THE REQUEST: Under this line sits a listing. Repeat exactly and only its lines from the one holding "Parse this screenshot: output" through the one holding "Decode this image"; skip pictures.

##########

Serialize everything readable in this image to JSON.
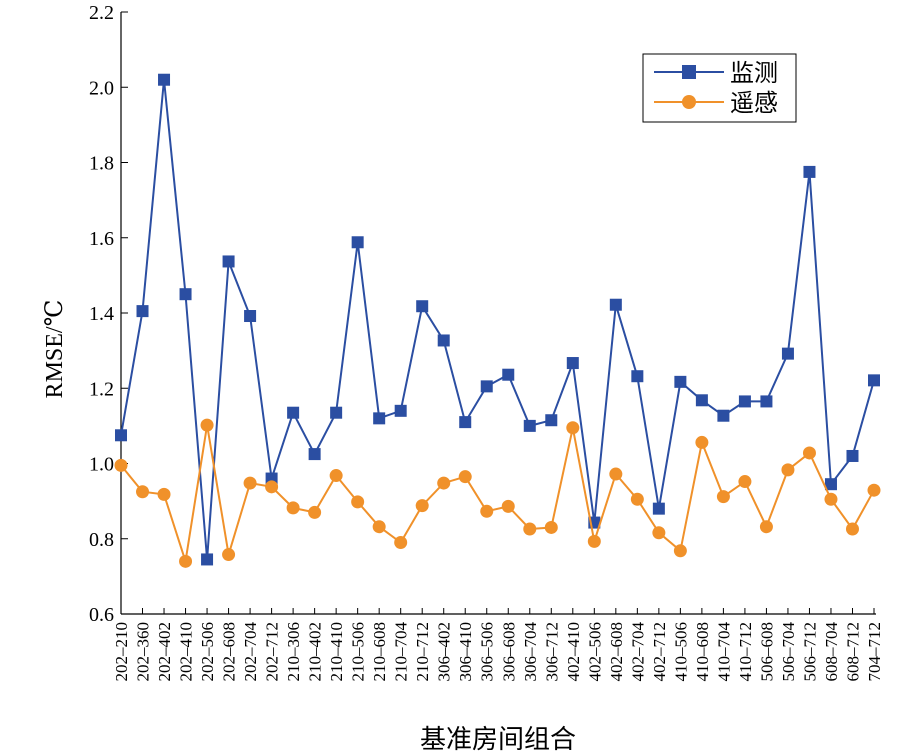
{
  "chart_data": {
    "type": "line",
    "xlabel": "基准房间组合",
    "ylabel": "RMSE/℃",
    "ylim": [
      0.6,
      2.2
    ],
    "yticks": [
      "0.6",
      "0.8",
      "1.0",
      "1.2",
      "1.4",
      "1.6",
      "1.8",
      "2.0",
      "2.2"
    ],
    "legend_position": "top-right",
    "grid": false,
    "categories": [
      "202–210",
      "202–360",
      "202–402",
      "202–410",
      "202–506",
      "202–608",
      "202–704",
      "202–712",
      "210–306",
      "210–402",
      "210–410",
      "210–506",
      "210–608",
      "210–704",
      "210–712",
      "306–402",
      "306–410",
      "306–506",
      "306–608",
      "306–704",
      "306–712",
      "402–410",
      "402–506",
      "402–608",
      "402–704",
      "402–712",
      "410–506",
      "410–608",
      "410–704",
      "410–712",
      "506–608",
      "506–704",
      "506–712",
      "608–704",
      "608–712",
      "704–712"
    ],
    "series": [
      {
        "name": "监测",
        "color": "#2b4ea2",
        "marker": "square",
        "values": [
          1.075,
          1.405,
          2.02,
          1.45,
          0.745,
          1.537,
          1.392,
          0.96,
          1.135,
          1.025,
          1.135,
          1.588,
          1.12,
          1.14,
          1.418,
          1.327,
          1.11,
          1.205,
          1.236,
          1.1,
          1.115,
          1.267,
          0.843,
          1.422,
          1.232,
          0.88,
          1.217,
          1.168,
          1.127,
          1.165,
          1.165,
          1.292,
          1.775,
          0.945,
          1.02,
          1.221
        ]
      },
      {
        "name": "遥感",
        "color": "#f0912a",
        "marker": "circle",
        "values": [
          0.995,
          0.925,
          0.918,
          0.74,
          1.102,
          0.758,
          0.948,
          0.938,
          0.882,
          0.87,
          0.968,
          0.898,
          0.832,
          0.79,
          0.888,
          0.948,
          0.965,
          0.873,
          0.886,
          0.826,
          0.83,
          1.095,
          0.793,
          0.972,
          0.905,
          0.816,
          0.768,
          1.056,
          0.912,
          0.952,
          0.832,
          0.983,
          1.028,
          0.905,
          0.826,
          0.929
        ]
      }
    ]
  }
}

##########

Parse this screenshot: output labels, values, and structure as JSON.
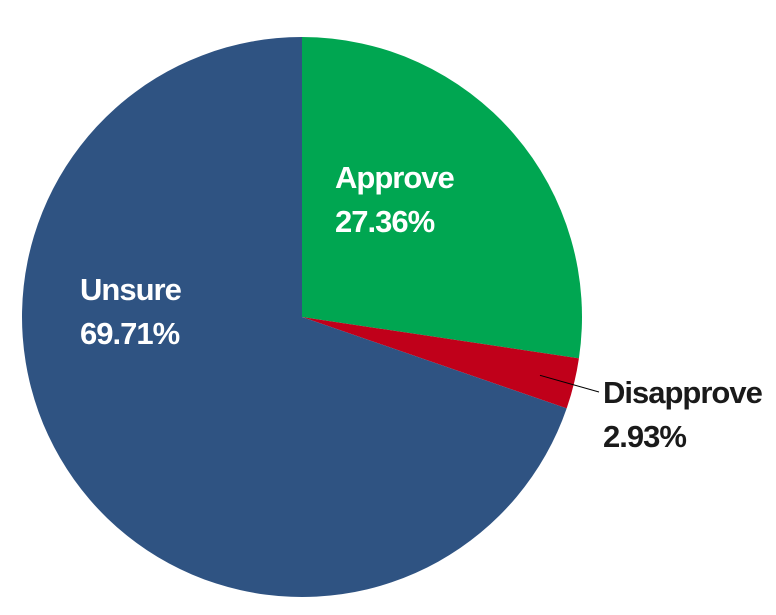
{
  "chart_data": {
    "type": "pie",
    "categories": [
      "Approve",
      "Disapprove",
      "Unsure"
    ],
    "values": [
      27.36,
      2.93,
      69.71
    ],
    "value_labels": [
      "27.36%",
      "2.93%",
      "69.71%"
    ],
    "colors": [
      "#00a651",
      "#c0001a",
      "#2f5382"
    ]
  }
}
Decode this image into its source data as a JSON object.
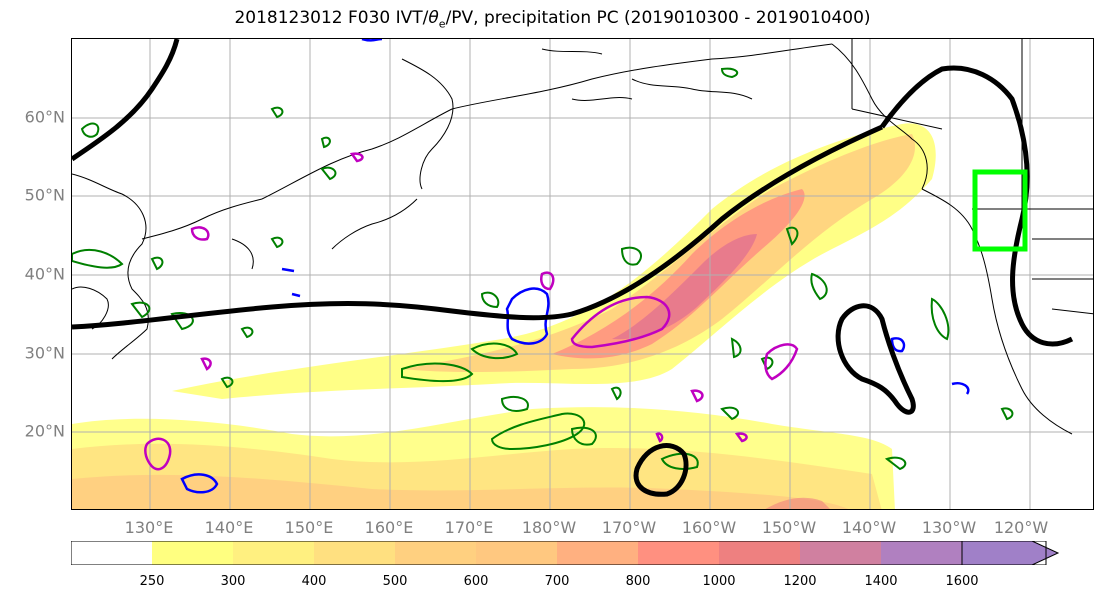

##########

ANSWER FOR THE TASK:
Parse this screenshot: output labels, values, and structure as JSON.
{
  "chart_data": {
    "type": "pie",
    "categories": [
      "Approve",
      "Disapprove",
      "Unsure"
    ],
    "values": [
      27.36,
      2.93,
      69.71
    ],
    "value_labels": [
      "27.36%",
      "2.93%",
      "69.71%"
    ],
    "colors": [
      "#00a651",
      "#c0001a",
      "#2f5382"
    ]
  }
}
Decode this image into its source data as a JSON object.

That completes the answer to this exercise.